[START DATA SUPPLIED]
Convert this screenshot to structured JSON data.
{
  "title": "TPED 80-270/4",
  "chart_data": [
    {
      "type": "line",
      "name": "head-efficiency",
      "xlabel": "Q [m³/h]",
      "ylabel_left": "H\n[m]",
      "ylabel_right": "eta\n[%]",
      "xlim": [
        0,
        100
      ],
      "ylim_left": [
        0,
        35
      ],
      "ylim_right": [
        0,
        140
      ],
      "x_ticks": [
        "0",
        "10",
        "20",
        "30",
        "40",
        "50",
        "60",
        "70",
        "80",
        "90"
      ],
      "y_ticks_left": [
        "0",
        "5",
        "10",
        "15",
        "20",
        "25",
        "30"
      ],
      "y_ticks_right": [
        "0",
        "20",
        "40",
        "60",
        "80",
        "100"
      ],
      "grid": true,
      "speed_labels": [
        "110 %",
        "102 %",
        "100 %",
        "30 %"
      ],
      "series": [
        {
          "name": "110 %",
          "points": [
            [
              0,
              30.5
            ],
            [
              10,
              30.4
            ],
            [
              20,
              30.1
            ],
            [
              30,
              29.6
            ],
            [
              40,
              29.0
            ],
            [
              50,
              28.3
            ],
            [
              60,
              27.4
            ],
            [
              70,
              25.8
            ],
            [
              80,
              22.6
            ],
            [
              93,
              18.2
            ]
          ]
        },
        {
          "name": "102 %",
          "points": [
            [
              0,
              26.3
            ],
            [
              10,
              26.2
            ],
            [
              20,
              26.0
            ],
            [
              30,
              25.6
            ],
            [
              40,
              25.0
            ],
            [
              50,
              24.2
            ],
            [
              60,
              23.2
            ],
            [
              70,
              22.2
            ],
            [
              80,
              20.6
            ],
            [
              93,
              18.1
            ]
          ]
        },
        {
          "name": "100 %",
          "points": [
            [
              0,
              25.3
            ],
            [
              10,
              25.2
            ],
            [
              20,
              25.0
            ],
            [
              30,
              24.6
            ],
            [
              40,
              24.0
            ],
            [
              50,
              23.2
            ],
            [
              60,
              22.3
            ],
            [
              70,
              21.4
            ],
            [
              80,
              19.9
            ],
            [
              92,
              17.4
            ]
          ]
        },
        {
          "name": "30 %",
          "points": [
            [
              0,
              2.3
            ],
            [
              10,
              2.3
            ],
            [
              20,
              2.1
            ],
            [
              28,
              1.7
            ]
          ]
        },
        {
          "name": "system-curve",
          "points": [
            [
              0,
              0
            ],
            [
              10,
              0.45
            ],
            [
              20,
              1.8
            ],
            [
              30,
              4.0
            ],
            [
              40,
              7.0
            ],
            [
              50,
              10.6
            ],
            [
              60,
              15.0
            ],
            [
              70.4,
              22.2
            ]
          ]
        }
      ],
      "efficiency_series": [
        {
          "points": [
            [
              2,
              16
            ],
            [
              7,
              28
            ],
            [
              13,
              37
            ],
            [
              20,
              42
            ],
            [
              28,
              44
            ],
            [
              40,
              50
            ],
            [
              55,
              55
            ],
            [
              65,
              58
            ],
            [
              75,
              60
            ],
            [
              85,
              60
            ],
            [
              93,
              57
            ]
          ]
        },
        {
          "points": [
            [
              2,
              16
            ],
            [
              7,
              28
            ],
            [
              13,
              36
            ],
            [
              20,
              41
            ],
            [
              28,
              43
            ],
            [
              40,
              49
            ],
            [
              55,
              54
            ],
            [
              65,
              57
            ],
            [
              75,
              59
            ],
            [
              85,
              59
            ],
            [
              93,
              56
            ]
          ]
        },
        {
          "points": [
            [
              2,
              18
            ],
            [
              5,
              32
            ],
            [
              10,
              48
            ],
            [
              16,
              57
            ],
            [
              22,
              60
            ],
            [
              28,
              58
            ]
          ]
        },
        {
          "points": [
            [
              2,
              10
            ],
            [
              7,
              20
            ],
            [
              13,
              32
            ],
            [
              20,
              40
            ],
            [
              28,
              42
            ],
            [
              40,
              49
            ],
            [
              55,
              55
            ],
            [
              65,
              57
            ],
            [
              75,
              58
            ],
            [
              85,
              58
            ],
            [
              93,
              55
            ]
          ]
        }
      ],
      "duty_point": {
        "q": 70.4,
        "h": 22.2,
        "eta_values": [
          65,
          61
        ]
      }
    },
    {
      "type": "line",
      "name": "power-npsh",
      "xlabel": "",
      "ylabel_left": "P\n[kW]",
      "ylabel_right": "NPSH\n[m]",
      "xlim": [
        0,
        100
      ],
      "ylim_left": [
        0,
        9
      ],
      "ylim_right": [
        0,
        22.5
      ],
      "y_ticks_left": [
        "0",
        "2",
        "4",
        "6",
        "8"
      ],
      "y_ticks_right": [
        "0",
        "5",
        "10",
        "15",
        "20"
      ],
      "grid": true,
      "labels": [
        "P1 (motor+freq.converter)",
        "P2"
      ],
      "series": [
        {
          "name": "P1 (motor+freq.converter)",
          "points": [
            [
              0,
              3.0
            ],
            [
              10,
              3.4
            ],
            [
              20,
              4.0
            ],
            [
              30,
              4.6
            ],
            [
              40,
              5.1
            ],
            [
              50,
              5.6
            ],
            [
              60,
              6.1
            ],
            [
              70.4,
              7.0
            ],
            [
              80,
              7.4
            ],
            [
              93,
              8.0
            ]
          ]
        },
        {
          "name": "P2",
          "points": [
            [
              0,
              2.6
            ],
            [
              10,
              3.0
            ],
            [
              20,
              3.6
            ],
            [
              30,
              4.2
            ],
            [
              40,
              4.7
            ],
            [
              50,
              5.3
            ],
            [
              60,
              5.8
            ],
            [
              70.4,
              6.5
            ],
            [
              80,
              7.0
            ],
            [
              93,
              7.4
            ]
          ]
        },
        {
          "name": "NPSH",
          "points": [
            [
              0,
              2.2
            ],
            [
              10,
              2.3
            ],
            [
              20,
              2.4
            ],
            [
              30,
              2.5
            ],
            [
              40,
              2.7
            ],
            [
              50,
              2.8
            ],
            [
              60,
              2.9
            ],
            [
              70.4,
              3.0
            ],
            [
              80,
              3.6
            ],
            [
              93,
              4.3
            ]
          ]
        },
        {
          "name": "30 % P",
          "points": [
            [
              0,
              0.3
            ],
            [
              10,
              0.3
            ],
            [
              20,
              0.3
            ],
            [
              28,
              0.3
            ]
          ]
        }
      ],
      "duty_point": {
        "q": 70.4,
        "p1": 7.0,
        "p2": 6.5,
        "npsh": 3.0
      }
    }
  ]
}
[END DATA SUPPLIED]
▶ DIRECTIONS FOR THIS TASK
All of the material above needs to be retyped word for word.

▶ COMPLETED TASK
Convert this screenshot to structured JSON data.
{
  "title": "TPED 80-270/4",
  "chart_data": [
    {
      "type": "line",
      "name": "head-efficiency",
      "xlabel": "Q [m³/h]",
      "ylabel_left": "H\n[m]",
      "ylabel_right": "eta\n[%]",
      "xlim": [
        0,
        100
      ],
      "ylim_left": [
        0,
        35
      ],
      "ylim_right": [
        0,
        140
      ],
      "x_ticks": [
        "0",
        "10",
        "20",
        "30",
        "40",
        "50",
        "60",
        "70",
        "80",
        "90"
      ],
      "y_ticks_left": [
        "0",
        "5",
        "10",
        "15",
        "20",
        "25",
        "30"
      ],
      "y_ticks_right": [
        "0",
        "20",
        "40",
        "60",
        "80",
        "100"
      ],
      "grid": true,
      "speed_labels": [
        "110 %",
        "102 %",
        "100 %",
        "30 %"
      ],
      "series": [
        {
          "name": "110 %",
          "points": [
            [
              0,
              30.5
            ],
            [
              10,
              30.4
            ],
            [
              20,
              30.1
            ],
            [
              30,
              29.6
            ],
            [
              40,
              29.0
            ],
            [
              50,
              28.3
            ],
            [
              60,
              27.4
            ],
            [
              70,
              25.8
            ],
            [
              80,
              22.6
            ],
            [
              93,
              18.2
            ]
          ]
        },
        {
          "name": "102 %",
          "points": [
            [
              0,
              26.3
            ],
            [
              10,
              26.2
            ],
            [
              20,
              26.0
            ],
            [
              30,
              25.6
            ],
            [
              40,
              25.0
            ],
            [
              50,
              24.2
            ],
            [
              60,
              23.2
            ],
            [
              70,
              22.2
            ],
            [
              80,
              20.6
            ],
            [
              93,
              18.1
            ]
          ]
        },
        {
          "name": "100 %",
          "points": [
            [
              0,
              25.3
            ],
            [
              10,
              25.2
            ],
            [
              20,
              25.0
            ],
            [
              30,
              24.6
            ],
            [
              40,
              24.0
            ],
            [
              50,
              23.2
            ],
            [
              60,
              22.3
            ],
            [
              70,
              21.4
            ],
            [
              80,
              19.9
            ],
            [
              92,
              17.4
            ]
          ]
        },
        {
          "name": "30 %",
          "points": [
            [
              0,
              2.3
            ],
            [
              10,
              2.3
            ],
            [
              20,
              2.1
            ],
            [
              28,
              1.7
            ]
          ]
        },
        {
          "name": "system-curve",
          "points": [
            [
              0,
              0
            ],
            [
              10,
              0.45
            ],
            [
              20,
              1.8
            ],
            [
              30,
              4.0
            ],
            [
              40,
              7.0
            ],
            [
              50,
              10.6
            ],
            [
              60,
              15.0
            ],
            [
              70.4,
              22.2
            ]
          ]
        }
      ],
      "efficiency_series": [
        {
          "points": [
            [
              2,
              16
            ],
            [
              7,
              28
            ],
            [
              13,
              37
            ],
            [
              20,
              42
            ],
            [
              28,
              44
            ],
            [
              40,
              50
            ],
            [
              55,
              55
            ],
            [
              65,
              58
            ],
            [
              75,
              60
            ],
            [
              85,
              60
            ],
            [
              93,
              57
            ]
          ]
        },
        {
          "points": [
            [
              2,
              16
            ],
            [
              7,
              28
            ],
            [
              13,
              36
            ],
            [
              20,
              41
            ],
            [
              28,
              43
            ],
            [
              40,
              49
            ],
            [
              55,
              54
            ],
            [
              65,
              57
            ],
            [
              75,
              59
            ],
            [
              85,
              59
            ],
            [
              93,
              56
            ]
          ]
        },
        {
          "points": [
            [
              2,
              18
            ],
            [
              5,
              32
            ],
            [
              10,
              48
            ],
            [
              16,
              57
            ],
            [
              22,
              60
            ],
            [
              28,
              58
            ]
          ]
        },
        {
          "points": [
            [
              2,
              10
            ],
            [
              7,
              20
            ],
            [
              13,
              32
            ],
            [
              20,
              40
            ],
            [
              28,
              42
            ],
            [
              40,
              49
            ],
            [
              55,
              55
            ],
            [
              65,
              57
            ],
            [
              75,
              58
            ],
            [
              85,
              58
            ],
            [
              93,
              55
            ]
          ]
        }
      ],
      "duty_point": {
        "q": 70.4,
        "h": 22.2,
        "eta_values": [
          65,
          61
        ]
      }
    },
    {
      "type": "line",
      "name": "power-npsh",
      "xlabel": "",
      "ylabel_left": "P\n[kW]",
      "ylabel_right": "NPSH\n[m]",
      "xlim": [
        0,
        100
      ],
      "ylim_left": [
        0,
        9
      ],
      "ylim_right": [
        0,
        22.5
      ],
      "y_ticks_left": [
        "0",
        "2",
        "4",
        "6",
        "8"
      ],
      "y_ticks_right": [
        "0",
        "5",
        "10",
        "15",
        "20"
      ],
      "grid": true,
      "labels": [
        "P1 (motor+freq.converter)",
        "P2"
      ],
      "series": [
        {
          "name": "P1 (motor+freq.converter)",
          "points": [
            [
              0,
              3.0
            ],
            [
              10,
              3.4
            ],
            [
              20,
              4.0
            ],
            [
              30,
              4.6
            ],
            [
              40,
              5.1
            ],
            [
              50,
              5.6
            ],
            [
              60,
              6.1
            ],
            [
              70.4,
              7.0
            ],
            [
              80,
              7.4
            ],
            [
              93,
              8.0
            ]
          ]
        },
        {
          "name": "P2",
          "points": [
            [
              0,
              2.6
            ],
            [
              10,
              3.0
            ],
            [
              20,
              3.6
            ],
            [
              30,
              4.2
            ],
            [
              40,
              4.7
            ],
            [
              50,
              5.3
            ],
            [
              60,
              5.8
            ],
            [
              70.4,
              6.5
            ],
            [
              80,
              7.0
            ],
            [
              93,
              7.4
            ]
          ]
        },
        {
          "name": "NPSH",
          "points": [
            [
              0,
              2.2
            ],
            [
              10,
              2.3
            ],
            [
              20,
              2.4
            ],
            [
              30,
              2.5
            ],
            [
              40,
              2.7
            ],
            [
              50,
              2.8
            ],
            [
              60,
              2.9
            ],
            [
              70.4,
              3.0
            ],
            [
              80,
              3.6
            ],
            [
              93,
              4.3
            ]
          ]
        },
        {
          "name": "30 % P",
          "points": [
            [
              0,
              0.3
            ],
            [
              10,
              0.3
            ],
            [
              20,
              0.3
            ],
            [
              28,
              0.3
            ]
          ]
        }
      ],
      "duty_point": {
        "q": 70.4,
        "p1": 7.0,
        "p2": 6.5,
        "npsh": 3.0
      }
    }
  ]
}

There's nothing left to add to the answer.